INSTRUCTION:
Using the entries that follow, collect the lines where the word "Execution" appears.

— BEGIN MATERIALS PROVIDED —

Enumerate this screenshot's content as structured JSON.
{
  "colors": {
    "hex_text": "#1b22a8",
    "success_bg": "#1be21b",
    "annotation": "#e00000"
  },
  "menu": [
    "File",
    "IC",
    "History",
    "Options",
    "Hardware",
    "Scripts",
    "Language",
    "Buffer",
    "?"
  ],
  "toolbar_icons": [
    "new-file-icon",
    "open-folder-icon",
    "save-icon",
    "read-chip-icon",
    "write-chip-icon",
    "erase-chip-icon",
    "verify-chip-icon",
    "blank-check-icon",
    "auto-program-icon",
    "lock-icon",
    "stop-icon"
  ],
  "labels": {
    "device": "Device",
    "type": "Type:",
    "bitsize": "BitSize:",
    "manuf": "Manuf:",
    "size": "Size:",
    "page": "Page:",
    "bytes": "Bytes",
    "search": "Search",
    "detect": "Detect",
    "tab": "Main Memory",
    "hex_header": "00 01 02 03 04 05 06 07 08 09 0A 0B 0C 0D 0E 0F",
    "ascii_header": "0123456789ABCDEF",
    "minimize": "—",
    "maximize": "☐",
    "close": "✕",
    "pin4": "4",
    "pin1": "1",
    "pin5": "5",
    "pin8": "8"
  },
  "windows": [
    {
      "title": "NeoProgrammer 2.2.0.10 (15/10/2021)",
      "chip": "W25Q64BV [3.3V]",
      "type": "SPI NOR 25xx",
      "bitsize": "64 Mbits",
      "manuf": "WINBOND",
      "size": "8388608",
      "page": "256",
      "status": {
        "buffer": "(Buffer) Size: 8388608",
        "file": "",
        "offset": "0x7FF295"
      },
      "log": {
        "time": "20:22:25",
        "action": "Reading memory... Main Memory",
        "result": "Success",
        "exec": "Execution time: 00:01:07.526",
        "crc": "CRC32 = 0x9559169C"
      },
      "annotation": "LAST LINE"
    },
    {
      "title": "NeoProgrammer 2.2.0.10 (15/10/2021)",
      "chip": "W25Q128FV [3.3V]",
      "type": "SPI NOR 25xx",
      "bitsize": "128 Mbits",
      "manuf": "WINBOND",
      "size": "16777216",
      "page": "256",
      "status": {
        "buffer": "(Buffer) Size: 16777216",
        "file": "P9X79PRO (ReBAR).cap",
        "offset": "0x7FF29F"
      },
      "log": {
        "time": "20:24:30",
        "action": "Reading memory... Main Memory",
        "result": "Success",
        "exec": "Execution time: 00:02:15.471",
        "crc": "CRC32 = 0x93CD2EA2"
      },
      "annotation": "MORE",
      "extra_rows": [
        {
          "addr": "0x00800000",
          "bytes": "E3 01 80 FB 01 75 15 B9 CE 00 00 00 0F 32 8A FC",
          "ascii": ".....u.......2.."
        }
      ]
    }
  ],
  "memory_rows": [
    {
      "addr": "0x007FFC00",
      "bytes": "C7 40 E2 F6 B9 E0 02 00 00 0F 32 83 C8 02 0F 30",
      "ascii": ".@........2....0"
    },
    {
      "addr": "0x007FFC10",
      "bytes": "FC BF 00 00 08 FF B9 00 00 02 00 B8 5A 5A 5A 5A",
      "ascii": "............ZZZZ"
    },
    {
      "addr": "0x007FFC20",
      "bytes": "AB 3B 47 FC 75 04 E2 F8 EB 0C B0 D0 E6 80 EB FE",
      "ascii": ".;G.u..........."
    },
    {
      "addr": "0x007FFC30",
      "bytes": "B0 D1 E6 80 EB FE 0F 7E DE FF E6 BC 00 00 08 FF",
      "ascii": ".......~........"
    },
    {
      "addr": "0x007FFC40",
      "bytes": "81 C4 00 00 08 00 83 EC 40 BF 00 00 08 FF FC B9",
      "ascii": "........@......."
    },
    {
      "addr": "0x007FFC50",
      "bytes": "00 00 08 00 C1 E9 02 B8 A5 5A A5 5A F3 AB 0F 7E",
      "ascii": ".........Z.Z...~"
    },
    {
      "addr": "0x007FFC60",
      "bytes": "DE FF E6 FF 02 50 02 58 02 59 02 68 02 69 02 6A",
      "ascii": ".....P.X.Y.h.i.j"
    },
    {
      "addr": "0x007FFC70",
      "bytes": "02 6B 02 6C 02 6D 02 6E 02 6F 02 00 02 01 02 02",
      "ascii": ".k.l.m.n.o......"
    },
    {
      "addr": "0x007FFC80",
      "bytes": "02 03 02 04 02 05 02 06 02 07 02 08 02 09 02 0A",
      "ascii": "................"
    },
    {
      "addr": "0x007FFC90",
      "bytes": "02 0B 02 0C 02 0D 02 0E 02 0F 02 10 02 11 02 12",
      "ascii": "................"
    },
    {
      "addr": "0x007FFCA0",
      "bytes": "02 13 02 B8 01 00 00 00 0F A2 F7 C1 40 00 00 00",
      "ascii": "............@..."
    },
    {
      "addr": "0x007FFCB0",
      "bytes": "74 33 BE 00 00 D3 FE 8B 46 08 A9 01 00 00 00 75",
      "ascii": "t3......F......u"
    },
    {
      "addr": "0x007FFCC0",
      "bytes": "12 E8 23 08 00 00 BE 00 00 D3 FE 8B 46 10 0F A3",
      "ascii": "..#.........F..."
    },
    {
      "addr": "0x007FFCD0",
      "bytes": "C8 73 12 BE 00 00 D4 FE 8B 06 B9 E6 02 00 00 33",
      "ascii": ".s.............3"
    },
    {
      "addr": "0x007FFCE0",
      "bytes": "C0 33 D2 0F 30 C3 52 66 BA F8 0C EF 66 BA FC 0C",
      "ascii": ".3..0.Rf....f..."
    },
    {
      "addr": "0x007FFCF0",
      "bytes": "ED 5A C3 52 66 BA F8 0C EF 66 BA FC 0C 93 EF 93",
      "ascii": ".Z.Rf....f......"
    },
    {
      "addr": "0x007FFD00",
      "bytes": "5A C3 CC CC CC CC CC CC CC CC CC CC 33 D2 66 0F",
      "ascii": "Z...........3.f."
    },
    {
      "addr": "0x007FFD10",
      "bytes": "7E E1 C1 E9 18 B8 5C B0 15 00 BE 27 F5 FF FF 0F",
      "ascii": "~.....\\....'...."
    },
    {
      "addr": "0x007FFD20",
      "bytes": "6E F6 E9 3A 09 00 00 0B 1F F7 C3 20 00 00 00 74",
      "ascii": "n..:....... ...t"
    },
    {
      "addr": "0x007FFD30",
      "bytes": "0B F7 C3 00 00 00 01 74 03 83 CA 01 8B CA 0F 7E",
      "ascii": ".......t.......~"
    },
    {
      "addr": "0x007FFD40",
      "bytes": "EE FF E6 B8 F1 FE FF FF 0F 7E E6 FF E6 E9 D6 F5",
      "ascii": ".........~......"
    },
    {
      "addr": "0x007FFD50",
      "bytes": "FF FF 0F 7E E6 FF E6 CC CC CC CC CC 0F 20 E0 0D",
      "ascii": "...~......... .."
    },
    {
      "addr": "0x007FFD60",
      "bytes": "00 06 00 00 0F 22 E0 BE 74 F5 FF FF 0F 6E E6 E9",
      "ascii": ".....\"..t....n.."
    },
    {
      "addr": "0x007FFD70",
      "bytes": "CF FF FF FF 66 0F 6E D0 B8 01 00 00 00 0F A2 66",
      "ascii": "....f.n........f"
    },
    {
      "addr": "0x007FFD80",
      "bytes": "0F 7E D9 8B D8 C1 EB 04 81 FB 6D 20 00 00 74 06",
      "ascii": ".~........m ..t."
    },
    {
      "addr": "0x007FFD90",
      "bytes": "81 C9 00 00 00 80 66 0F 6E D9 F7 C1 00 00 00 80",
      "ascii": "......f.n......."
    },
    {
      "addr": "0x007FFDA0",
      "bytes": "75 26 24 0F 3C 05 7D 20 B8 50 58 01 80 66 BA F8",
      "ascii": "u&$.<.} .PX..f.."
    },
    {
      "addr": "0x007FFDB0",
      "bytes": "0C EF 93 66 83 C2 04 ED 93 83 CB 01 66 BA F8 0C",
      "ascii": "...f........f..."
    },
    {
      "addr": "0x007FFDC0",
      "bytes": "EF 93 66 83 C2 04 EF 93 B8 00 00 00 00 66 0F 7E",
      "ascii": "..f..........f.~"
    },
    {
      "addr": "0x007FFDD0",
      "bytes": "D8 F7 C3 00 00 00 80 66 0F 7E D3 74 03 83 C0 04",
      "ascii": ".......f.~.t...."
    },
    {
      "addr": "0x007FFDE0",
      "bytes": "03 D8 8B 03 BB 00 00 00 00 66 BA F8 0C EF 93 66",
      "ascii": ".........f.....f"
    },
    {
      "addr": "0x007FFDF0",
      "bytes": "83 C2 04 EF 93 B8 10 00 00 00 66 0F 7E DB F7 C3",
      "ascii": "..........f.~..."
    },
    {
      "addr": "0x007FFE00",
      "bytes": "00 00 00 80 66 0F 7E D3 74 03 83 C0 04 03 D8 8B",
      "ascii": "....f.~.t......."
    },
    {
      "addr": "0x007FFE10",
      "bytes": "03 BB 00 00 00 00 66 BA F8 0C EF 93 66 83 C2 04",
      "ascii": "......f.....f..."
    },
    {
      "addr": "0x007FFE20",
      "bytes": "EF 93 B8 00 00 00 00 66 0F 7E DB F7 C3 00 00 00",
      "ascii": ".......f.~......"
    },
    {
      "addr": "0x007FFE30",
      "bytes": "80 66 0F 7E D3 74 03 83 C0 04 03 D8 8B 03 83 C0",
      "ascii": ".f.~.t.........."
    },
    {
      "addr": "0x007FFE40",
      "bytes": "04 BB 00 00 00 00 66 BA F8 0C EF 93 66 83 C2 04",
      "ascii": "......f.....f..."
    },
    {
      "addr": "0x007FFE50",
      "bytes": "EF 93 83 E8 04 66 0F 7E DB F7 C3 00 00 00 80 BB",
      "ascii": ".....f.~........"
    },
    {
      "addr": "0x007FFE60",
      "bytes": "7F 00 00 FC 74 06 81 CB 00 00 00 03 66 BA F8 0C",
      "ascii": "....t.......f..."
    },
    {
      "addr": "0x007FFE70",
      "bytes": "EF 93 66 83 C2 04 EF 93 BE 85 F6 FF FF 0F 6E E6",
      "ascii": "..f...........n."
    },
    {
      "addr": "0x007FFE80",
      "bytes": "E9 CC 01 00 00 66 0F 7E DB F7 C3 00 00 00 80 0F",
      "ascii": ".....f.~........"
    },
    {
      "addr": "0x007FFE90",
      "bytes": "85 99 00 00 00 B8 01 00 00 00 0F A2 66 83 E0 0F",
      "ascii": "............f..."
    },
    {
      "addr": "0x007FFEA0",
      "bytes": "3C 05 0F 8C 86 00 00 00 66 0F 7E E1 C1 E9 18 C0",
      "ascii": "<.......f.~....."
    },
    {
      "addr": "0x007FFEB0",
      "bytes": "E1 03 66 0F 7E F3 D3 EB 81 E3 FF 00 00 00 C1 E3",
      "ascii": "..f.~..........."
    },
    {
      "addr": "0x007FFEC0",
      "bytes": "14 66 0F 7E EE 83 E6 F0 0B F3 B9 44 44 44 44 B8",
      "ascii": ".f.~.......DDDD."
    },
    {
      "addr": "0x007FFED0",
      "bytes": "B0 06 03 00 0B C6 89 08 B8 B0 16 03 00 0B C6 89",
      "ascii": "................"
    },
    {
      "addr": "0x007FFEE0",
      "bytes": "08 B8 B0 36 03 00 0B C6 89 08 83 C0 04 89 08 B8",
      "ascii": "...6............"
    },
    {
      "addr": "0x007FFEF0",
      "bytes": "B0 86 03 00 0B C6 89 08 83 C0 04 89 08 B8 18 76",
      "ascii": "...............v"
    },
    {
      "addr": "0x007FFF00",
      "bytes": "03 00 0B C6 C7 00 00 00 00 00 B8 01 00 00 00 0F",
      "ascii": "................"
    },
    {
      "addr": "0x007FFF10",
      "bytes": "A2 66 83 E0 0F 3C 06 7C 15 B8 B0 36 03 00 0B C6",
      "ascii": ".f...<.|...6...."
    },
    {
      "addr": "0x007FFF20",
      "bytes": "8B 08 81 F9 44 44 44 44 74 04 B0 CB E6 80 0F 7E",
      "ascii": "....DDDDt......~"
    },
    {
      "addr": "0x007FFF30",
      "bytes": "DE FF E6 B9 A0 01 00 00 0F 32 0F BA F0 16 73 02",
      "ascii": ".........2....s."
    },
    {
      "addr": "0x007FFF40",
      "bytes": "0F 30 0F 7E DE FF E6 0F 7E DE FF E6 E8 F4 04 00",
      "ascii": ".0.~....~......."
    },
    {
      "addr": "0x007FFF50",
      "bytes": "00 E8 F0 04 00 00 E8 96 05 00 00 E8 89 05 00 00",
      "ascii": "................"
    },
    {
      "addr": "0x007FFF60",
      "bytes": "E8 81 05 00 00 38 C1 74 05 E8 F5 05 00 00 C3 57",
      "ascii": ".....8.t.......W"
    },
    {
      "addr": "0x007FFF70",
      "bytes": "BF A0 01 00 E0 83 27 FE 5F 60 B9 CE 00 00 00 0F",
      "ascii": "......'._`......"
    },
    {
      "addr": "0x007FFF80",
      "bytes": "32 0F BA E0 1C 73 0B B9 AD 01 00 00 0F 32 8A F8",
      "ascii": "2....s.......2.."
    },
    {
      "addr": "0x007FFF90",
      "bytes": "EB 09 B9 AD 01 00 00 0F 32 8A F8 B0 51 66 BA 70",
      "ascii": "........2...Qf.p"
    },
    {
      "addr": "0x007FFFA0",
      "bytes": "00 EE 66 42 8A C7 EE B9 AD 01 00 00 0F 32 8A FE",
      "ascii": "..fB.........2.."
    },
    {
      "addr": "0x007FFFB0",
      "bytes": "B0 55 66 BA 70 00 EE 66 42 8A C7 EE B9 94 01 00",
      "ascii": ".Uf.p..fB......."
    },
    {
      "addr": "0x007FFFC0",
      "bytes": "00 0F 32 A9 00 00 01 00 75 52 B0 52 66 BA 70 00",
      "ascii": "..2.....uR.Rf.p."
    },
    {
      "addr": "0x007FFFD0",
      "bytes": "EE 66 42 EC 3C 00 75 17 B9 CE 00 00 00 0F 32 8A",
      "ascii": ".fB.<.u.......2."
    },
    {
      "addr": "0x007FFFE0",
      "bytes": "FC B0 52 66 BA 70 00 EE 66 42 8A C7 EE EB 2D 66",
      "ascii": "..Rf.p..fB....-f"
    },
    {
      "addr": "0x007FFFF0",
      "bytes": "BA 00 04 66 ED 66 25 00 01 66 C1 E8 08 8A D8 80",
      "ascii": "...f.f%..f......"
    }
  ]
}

— END MATERIALS PROVIDED —

THE ANSWER:
        "exec": "Execution time: 00:01:07.526",
        "exec": "Execution time: 00:02:15.471",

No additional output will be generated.